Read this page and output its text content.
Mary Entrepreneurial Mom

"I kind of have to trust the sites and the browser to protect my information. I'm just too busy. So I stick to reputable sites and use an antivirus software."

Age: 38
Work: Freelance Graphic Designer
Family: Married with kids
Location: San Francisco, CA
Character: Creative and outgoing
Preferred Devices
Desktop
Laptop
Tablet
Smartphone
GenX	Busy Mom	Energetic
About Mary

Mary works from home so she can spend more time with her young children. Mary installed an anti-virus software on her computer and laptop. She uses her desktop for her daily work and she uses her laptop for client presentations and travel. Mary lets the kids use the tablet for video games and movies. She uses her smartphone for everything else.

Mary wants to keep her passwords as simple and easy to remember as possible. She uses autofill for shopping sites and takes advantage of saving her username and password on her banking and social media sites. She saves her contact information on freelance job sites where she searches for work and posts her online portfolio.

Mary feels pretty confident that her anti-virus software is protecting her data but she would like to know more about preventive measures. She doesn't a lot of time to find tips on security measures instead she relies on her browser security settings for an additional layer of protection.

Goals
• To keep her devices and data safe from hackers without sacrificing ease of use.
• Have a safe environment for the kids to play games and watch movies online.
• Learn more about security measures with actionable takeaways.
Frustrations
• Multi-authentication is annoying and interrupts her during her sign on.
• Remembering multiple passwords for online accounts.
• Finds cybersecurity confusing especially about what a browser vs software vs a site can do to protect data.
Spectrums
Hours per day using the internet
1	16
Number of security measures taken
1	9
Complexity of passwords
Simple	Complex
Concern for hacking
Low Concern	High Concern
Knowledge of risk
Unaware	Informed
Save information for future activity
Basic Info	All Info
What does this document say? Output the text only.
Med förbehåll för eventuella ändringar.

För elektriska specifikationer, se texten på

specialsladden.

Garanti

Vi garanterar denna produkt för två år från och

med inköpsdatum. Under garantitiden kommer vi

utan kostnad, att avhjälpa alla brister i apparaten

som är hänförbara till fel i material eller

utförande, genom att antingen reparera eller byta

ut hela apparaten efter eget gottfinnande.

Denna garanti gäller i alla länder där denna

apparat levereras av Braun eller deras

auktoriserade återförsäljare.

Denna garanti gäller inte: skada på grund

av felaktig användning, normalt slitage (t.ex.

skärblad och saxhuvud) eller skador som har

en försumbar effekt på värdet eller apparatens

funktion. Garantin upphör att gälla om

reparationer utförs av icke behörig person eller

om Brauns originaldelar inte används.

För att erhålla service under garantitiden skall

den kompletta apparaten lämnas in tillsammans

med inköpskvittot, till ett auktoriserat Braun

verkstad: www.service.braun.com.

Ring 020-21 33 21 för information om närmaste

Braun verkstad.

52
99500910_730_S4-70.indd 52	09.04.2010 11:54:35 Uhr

*****

Using the records above, find and show each line with the string "data".

Mary feels pretty confident that her anti-virus software is protecting her data but she would like to know more about preventive measures. She doesn't a lot of time to find tips on security measures instead she relies on her browser security settings for an additional layer of protection.
• To keep her devices and data safe from hackers without sacrificing ease of use.
• Finds cybersecurity confusing especially about what a browser vs software vs a site can do to protect data.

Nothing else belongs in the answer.